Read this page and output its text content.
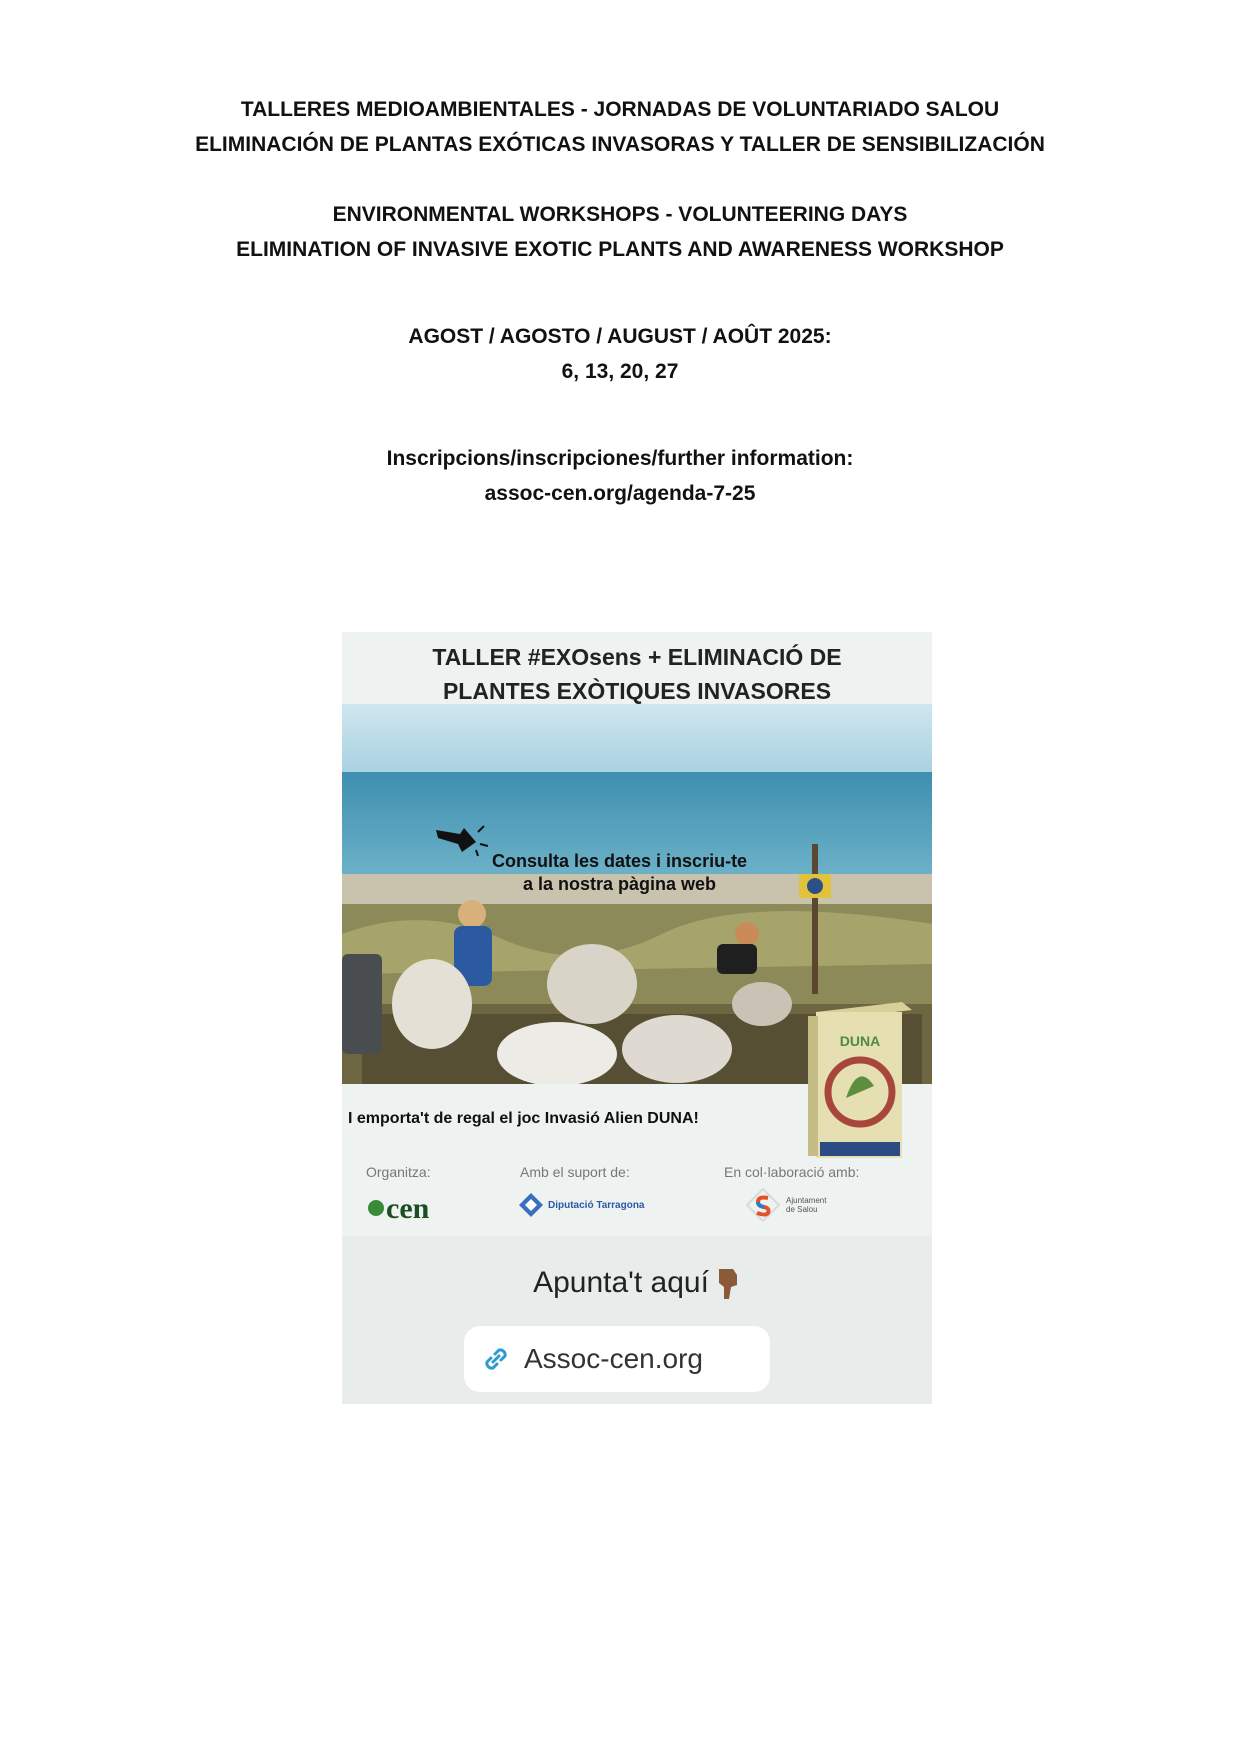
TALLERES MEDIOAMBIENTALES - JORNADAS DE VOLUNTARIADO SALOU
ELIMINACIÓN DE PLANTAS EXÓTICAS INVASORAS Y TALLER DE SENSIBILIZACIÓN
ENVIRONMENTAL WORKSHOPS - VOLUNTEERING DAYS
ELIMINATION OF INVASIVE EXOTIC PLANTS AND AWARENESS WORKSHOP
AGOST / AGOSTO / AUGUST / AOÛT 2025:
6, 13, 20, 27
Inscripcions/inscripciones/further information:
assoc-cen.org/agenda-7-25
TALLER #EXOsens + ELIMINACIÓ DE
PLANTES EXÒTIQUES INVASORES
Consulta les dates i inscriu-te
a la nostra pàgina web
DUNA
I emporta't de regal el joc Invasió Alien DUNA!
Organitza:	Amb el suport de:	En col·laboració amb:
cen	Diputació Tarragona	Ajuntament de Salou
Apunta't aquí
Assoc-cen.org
________
Required task:
In the entries above, find each line with the string "DUNA" and copy it.

Expected answer:
DUNA
I emporta't de regal el joc Invasió Alien DUNA!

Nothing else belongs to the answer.